▸ **DOCUMENT SEGMENT**:
__________________________________________________

Matchdays 11-13 – Frustration and refereeing controversy

Talking of forgettable, let’s overlook Everton away. A bad day at the office, in which we were outclassed by a better resources team. There’s no shame in that.

Not that this stopped one fan phoning in BBC Radio 5 Live’s phone-in “606” and calling for Hughton to be sacked. A call described by host and one time Albion loanee Robbie Savage as “One of the most ridiculous things I’ve heard in my life”. You know you’ve got it wrong when Robbie Savage is taking the common sense high-ground. Thankfully the vocal minority that phone into programmes like 606 are not speaking for the majority of sensible football fans who appreciate Chris Hughton as one of the best managers currently working in the English game.

Whilst from an Albion perspective it was a demoralising defeat, it was one that we could have anticipated. However, the game was notable for at least two positive things:

First, it saw another set-piece goal from the Albion, something we lacked last season, scoring only five all season. But something that is becoming increasingly part of our attacking armoury, scoring eight already in only half the amount of games.

Second, it saw a debut from the bench for a certain Florin Andone, someone who we will come to later.

But first, next up was a Saturday lunchtime kick-off at Cardiff. And if we were honest, it was a game we expected the team to win, but it was not to be.

The team made a good start, with Lewis Dunk getting his second goal in two games, another one of those goals from a set piece and another assist from Solly March. But quickly the Albion’s fortunes began to turn as soon after Callum Paterson equalised for Cardiff. Then the Albion’s Dale Stephens saw red for what was at best an overzealous challenge. And one at which I, unlike many other Albion fans, won’t argue against.

__________________________________________________

[Stored data entries]
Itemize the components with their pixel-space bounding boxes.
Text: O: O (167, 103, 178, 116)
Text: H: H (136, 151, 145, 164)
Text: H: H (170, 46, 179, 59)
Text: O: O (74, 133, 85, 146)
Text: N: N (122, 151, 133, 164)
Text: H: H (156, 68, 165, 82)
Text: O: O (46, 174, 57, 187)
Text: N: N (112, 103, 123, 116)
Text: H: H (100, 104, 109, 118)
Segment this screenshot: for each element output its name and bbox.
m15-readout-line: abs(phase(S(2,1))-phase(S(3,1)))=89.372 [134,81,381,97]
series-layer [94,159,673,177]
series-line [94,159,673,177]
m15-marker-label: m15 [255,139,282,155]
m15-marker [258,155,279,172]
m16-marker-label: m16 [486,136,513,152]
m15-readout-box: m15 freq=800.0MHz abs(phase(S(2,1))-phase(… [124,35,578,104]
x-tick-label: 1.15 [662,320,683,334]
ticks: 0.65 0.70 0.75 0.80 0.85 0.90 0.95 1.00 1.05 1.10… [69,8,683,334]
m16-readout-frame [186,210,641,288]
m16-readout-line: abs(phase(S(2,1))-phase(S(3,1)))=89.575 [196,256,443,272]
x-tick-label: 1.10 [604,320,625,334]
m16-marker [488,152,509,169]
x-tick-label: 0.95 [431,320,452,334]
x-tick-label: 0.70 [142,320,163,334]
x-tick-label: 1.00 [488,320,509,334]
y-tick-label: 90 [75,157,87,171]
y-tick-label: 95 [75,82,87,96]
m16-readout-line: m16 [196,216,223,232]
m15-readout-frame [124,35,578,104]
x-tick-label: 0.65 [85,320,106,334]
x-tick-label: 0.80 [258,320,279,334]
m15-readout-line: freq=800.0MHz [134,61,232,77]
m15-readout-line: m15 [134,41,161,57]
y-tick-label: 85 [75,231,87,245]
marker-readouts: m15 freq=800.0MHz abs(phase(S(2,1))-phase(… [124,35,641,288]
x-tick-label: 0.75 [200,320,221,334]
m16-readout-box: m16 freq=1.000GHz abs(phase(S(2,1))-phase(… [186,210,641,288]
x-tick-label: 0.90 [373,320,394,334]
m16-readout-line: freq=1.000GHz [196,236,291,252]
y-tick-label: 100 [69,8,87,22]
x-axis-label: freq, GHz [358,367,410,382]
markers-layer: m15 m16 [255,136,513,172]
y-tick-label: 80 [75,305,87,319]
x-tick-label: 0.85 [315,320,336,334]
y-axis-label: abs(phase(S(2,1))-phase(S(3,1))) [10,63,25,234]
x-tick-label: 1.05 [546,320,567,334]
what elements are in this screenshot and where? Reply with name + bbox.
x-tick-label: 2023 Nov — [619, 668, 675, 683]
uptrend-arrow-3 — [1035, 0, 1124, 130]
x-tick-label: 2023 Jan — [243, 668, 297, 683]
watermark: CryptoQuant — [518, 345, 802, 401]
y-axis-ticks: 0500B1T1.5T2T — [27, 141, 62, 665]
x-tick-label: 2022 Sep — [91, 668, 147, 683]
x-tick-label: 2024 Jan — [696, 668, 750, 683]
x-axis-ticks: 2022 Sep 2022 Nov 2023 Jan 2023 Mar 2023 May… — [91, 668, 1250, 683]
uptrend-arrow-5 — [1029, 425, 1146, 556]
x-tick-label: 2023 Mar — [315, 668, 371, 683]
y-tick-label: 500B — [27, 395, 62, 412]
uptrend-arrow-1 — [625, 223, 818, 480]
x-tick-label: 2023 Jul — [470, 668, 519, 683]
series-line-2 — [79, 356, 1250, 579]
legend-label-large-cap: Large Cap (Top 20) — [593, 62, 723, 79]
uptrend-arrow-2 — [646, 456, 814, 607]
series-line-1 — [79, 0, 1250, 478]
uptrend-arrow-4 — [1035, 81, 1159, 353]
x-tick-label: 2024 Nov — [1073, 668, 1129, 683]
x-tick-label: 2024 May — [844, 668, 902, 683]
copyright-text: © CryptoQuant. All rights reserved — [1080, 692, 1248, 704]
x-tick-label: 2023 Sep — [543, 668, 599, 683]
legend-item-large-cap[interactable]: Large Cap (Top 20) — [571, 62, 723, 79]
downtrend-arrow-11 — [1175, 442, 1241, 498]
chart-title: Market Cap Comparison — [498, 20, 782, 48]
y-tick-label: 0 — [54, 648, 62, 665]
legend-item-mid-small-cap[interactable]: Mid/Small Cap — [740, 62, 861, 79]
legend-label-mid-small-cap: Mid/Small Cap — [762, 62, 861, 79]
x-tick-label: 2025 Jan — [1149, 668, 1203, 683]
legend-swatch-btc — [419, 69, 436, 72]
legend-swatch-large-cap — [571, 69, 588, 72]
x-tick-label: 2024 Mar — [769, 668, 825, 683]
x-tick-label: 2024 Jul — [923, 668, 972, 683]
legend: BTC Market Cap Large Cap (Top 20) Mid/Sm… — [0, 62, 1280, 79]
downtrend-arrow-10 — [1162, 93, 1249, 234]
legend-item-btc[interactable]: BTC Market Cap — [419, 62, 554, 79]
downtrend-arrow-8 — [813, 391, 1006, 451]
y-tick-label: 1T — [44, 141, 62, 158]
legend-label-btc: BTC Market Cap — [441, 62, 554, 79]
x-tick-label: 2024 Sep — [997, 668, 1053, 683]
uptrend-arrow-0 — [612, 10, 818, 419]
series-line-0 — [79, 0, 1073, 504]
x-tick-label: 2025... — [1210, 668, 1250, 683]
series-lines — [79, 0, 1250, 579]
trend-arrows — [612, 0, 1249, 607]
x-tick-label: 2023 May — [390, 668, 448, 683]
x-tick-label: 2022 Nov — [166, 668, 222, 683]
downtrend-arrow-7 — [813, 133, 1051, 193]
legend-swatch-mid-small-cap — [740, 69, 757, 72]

__________________________________________________

▸ **DIRECTIVES**:
1/ In the Albion match recap, how many set-piece goals did the team score in the whole of the previous season?
2/ Carry on the Albion match recap from its last sentence.

▸ **PER-TASK ANSWERS**:
1/ Five.

2/
With nearly an hour left what then followed was an extended period of Cardiff pressure, one which the ten-men Brighton team fought hard against, but it was a fight that was ultimately to no avail as a late winner from Sol Bamba meant Cardiff took all three points. Upon review Sol Bamba appeared to be offside in the build up to the goal. But in the melee that was the Brighton penalty area that preceded the goal it’s no wonder the officials weren’t sure. So near but yet so VAR…

After a couple of frustrating results we hoped for a Hughton-side-like instant positive reaction against Leicester at home. And with Albion taking the lead via yet another goal from Glenn Murray, it appeared we had just that. A goal that added to the Albion’s ever-growing set-piece goal tally. And when Leicester and England’s rising star James Maddison saw red for a silly second yellow card for diving, things seemed to be evening up for the Albion very quickly. But the Albion couldn’t capitalise on their numeric advantage, and this wastefulness would prove costly. As after Beram Kayal sloppily gave away a penalty, Jamie Vardy equalised for Leicester.

It was an afternoon of frustration for the Albion. Frustration in a lack of attacking intent, frustration in a lack of quality in possession, and frustration in sloppy, panicked decision making. The amount of long distant pot-shots and wild hit-and-hope(less) crosses made it hard to watch. It was a performance described, as level-headedly as ever by manager Chris Hughton, as “below the standard required”.

Many Albion fans were less level-headed and a small amount of boos could be heard at the end of the game. Whilst the Argus’s Andy Naylor continued his never-tiring battle on twitter with those who deem Hughton too ‘negative’ tactically, and who he deems the “moaning minority”. Some other were coming around to the idea of our previously disgraced Albion fan on 606, but that perspective would soon flip on its head.

Matchdays 14-15 – Andone stars as we win away and beat the scum!

The frustration that was brewing meant that the trip to Huddersfield had more riding on it than our league position relative to our hosts along with our solid start to the season granted. Which was unfortunate given our recent bad record away to the Terriers. And as many feared the Albion got off to a bad start. But oddly it was a spectacularly miscued overhead kick from Albion captain Bruno, one which he unintentionally kicked the ball into the Brighton defensive six-yard box, that set up a goal for Mathias Jorgensen to give the hosts a 1-0 lead. Bruno’s second unintentional assist of the season after his miss-hit shot set up Murray’s century goal.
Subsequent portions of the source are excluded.